■ **TASK DESCRIPTION**:
Return the whole listing, line for line, without the pictures in it.

■ **DATA SHOWN**:

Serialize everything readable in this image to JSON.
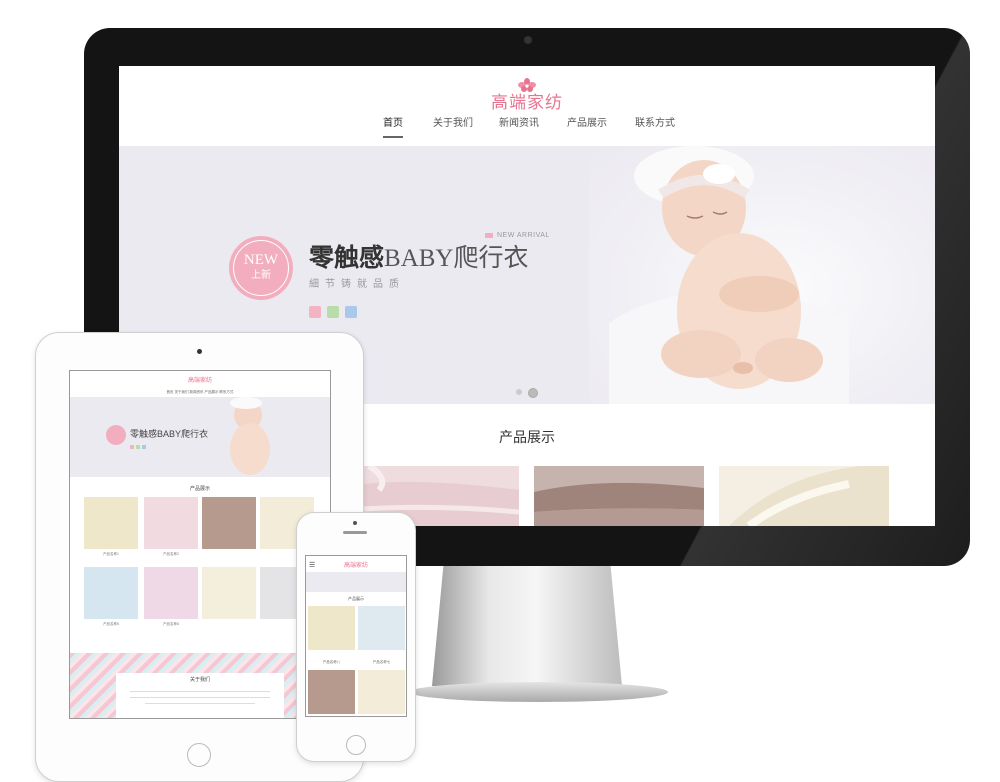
{
  "desktop": {
    "logo": "高端家纺",
    "nav": [
      "首页",
      "关于我们",
      "新闻资讯",
      "产品展示",
      "联系方式"
    ],
    "banner": {
      "badge_top": "NEW",
      "badge_bottom": "上新",
      "arrival": "NEW ARRIVAL",
      "headline_bold": "零触感",
      "headline_light": "BABY爬行衣",
      "tagline": "細节铸就品质",
      "swatch_colors": [
        "#f2b3c2",
        "#b9dca8",
        "#a9c8ea"
      ]
    },
    "section_title": "产品展示"
  },
  "tablet": {
    "logo": "高端家纺",
    "nav": "首页    关于我们    新闻资讯    产品展示    联系方式",
    "headline": "零触感BABY爬行衣",
    "section_title": "产品展示",
    "captions": [
      "产品名称1",
      "产品名称2",
      "",
      "",
      "产品名称5",
      "产品名称6",
      "",
      ""
    ],
    "about_title": "关于我们"
  },
  "phone": {
    "menu": "☰",
    "logo": "高端家纺",
    "section_title": "产品展示",
    "captions": [
      "产品名称八",
      "产品名称七"
    ]
  },
  "colors": {
    "brand_pink": "#e7738f",
    "badge_pink": "#f2aebe",
    "banner_bg": "#eceaf1"
  }
}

■ **TASK SOLUTION**:
Serialize everything readable in this image to JSON.
{
  "desktop": {
    "logo": "高端家纺",
    "nav": [
      "首页",
      "关于我们",
      "新闻资讯",
      "产品展示",
      "联系方式"
    ],
    "banner": {
      "badge_top": "NEW",
      "badge_bottom": "上新",
      "arrival": "NEW ARRIVAL",
      "headline_bold": "零触感",
      "headline_light": "BABY爬行衣",
      "tagline": "細节铸就品质",
      "swatch_colors": [
        "#f2b3c2",
        "#b9dca8",
        "#a9c8ea"
      ]
    },
    "section_title": "产品展示"
  },
  "tablet": {
    "logo": "高端家纺",
    "nav": "首页    关于我们    新闻资讯    产品展示    联系方式",
    "headline": "零触感BABY爬行衣",
    "section_title": "产品展示",
    "captions": [
      "产品名称1",
      "产品名称2",
      "",
      "",
      "产品名称5",
      "产品名称6",
      "",
      ""
    ],
    "about_title": "关于我们"
  },
  "phone": {
    "menu": "☰",
    "logo": "高端家纺",
    "section_title": "产品展示",
    "captions": [
      "产品名称八",
      "产品名称七"
    ]
  },
  "colors": {
    "brand_pink": "#e7738f",
    "badge_pink": "#f2aebe",
    "banner_bg": "#eceaf1"
  }
}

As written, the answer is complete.